[Records from a collection of figures]
——————————

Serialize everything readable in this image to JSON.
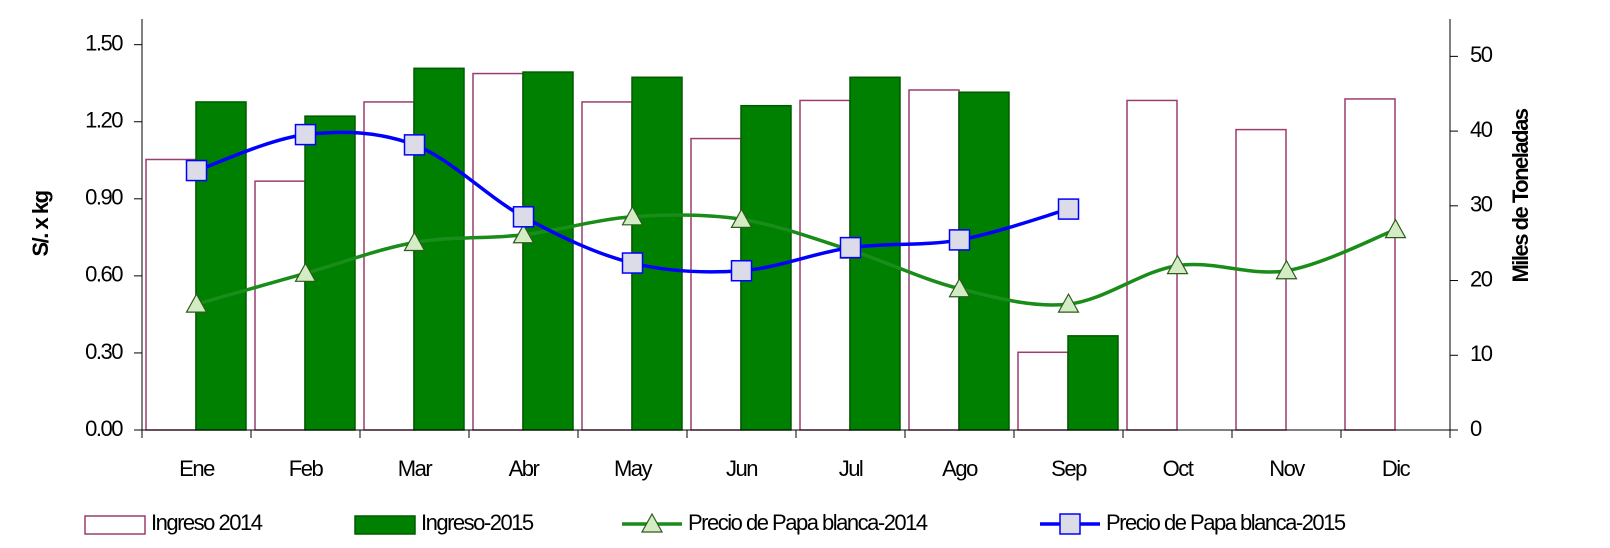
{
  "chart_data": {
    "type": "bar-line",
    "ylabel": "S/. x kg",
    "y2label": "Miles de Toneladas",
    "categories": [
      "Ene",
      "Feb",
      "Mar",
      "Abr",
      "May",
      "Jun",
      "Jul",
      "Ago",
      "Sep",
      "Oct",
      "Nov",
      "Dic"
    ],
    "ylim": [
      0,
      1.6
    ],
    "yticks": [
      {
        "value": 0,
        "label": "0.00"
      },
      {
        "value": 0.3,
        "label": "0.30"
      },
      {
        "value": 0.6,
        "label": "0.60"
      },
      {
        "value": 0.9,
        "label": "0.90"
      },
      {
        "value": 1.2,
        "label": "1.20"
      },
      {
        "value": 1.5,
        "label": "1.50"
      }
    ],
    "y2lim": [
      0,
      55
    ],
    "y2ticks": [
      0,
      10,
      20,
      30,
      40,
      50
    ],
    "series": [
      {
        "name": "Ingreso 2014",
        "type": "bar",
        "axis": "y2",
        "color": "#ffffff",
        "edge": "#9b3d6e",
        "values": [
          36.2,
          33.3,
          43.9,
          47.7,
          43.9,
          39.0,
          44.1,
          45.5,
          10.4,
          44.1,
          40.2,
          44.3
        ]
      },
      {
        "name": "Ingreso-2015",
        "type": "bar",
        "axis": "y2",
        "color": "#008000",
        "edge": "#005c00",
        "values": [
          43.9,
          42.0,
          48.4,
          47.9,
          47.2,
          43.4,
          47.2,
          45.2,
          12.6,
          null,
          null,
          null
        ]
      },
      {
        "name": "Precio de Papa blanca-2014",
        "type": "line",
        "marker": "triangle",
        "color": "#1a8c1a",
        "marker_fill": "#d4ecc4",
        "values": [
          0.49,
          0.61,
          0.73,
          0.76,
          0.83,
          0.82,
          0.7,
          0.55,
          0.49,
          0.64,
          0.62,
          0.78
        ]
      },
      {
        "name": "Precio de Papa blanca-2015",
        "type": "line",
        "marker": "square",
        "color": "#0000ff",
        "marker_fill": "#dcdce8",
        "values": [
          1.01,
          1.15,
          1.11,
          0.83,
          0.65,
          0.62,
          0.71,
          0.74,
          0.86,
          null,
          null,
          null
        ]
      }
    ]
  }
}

——————————

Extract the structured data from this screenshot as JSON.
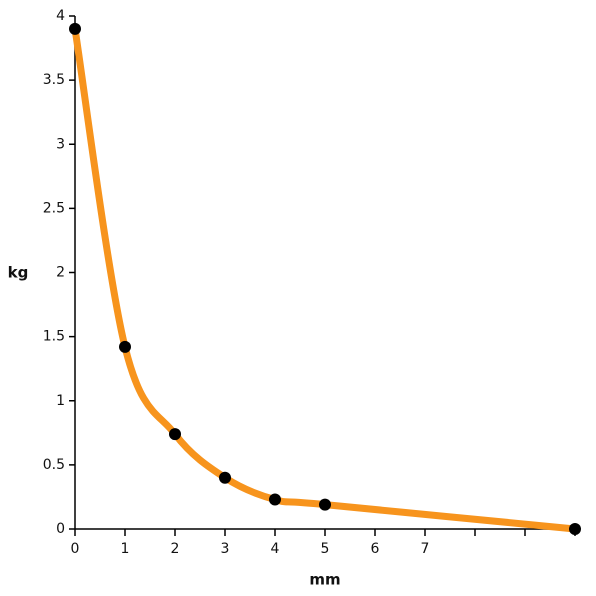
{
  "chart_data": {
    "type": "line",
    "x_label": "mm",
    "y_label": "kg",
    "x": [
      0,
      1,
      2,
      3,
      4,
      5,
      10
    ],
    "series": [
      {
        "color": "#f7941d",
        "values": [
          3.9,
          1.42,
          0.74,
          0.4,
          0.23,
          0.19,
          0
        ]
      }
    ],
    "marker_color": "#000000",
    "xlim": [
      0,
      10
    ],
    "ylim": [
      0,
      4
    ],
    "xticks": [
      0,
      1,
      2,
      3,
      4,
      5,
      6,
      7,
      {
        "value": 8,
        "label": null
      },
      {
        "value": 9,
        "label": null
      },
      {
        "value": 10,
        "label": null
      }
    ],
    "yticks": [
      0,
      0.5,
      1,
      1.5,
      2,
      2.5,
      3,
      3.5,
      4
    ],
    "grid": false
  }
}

——————————

Identify how many lines in the entries above contain the word "blanca" and provide only that figure.

2